▸ Text shown:
--- Begin ---

USGS-R / regional-hydrologic-forcings-ml

Repo for machine learning models for regional prediction of hydrologic forcing functions. Includes probabilistic seasonal high flow regions for CONUS, and prediction of high flow metrics for selected regions.
Creative Commons Zero v1.0 Universal
0 stars 4 forks source link

added PDP panel plot function and target for paper #191

Closed jds485 closed 1 year ago

jds485 commented 1 year ago

This PR adds a function to make a panel plot of PDPs. The function has several lines that are specific to the attributes that we're plotting in the paper figure. I'm not sure of a good way to generalize, but I'm also not sure we'd need to have it general.

Result: PDP_offset_panel_RF_multiclass_high_NoPhysio_6panel

Noting that running tar_make() to create this plot provides different plot dimensions and sizes: PDP_offset_panel_RF_multiclass_high_NoPhysio

Something that might be good for the paper is to add a rug to these plots to indicate where the data support are located. I do not know how to get the geom_point() to plot and not show in the legend.

Closes #190

cstillwellusgs commented 1 year ago

Try this out, there is an argument for show.legend = FALSE that could probably work.

--- End ---

▸ Stated problem: Carry on the forum thread about the PDP panel plot function from the point where it ends. The entries that come next aren't needed for this.

▸ Raw data:
--- Begin ---

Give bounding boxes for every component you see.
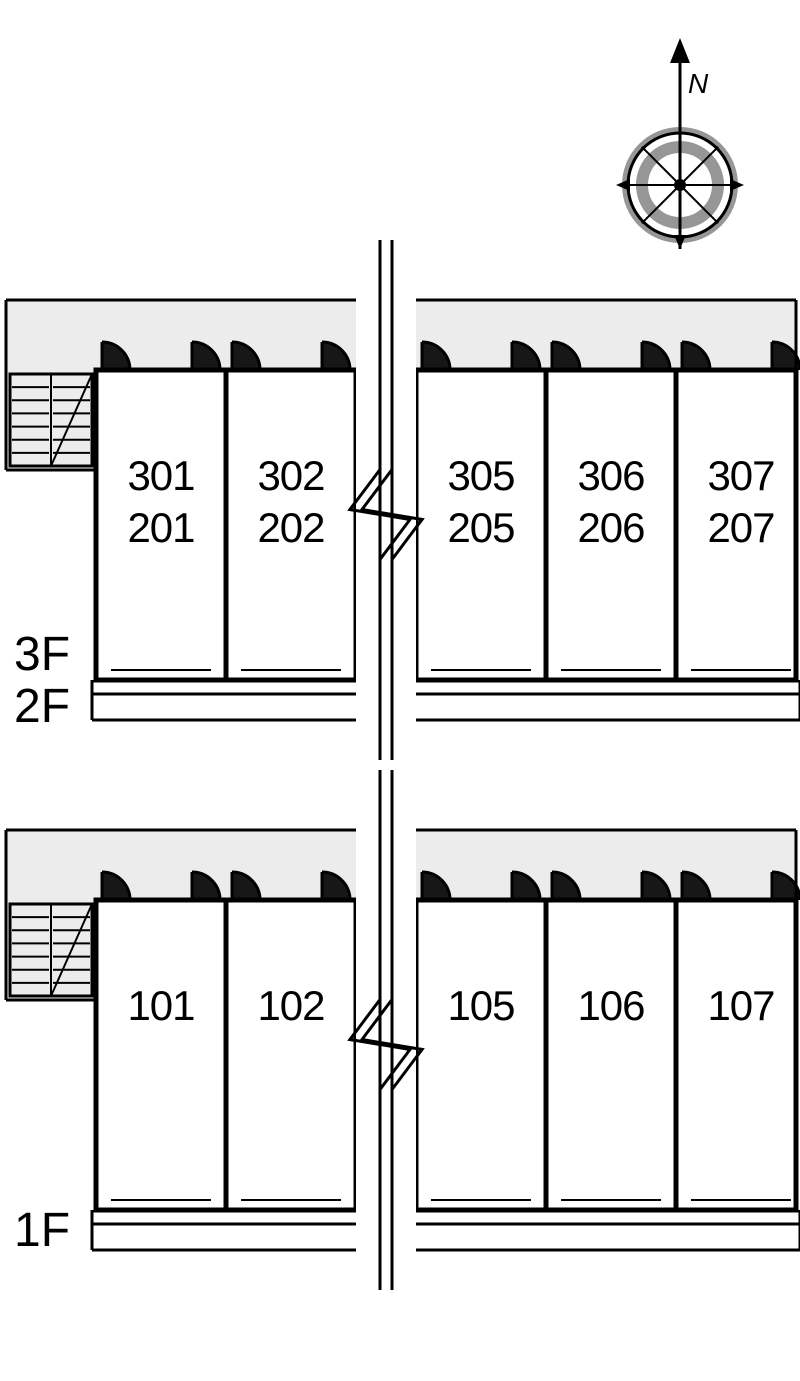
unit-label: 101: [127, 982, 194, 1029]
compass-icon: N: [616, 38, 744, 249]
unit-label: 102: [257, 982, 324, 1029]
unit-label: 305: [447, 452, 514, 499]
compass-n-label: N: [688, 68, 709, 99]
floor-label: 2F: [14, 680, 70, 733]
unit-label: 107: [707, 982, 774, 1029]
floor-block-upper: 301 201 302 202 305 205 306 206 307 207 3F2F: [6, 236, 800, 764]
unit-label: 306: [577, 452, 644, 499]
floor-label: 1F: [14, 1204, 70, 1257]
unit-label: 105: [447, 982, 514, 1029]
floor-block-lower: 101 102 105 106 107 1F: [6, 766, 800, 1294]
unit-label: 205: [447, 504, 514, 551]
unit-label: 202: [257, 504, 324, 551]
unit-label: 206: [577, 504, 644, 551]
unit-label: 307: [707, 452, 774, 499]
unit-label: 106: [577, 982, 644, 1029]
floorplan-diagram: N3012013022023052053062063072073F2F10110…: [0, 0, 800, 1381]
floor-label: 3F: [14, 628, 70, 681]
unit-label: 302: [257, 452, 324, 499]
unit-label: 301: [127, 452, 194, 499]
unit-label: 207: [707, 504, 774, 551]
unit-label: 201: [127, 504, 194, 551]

--- End ---

▸ Exercise answer:
https://ggplot2.tidyverse.org/reference/geom_rug.html

cstillwellusgs commented 1 year ago

To prevent tar_make() from plotting different dimensions, you can probably specify all font sizes, margin widths, etc. in the theme() and then overall dimensions in ggsave(). That probably isn't necessary for now but we can address it once we need a publication-ready proof from the journal.

jds485 commented 1 year ago

Try this out, there is an argument for show.legend = FALSE that could probably work.

Thanks! That does work, but for now I'm going to omit this edit because I realized that each region could have a different range of values for each attribute and that will take some time to work up into the plot (maybe we place vertical tick marks along each region's line that provide the range of values?). This is the function call that worked for me. The x variable is not the data location and is instead the 25 grid points at which the partial dependence was computed (evenly spaced along each x-axis).

geom_point(mapping = aes(x = variable, y = -0.3), show.legend = FALSE, inherit.aes = FALSE)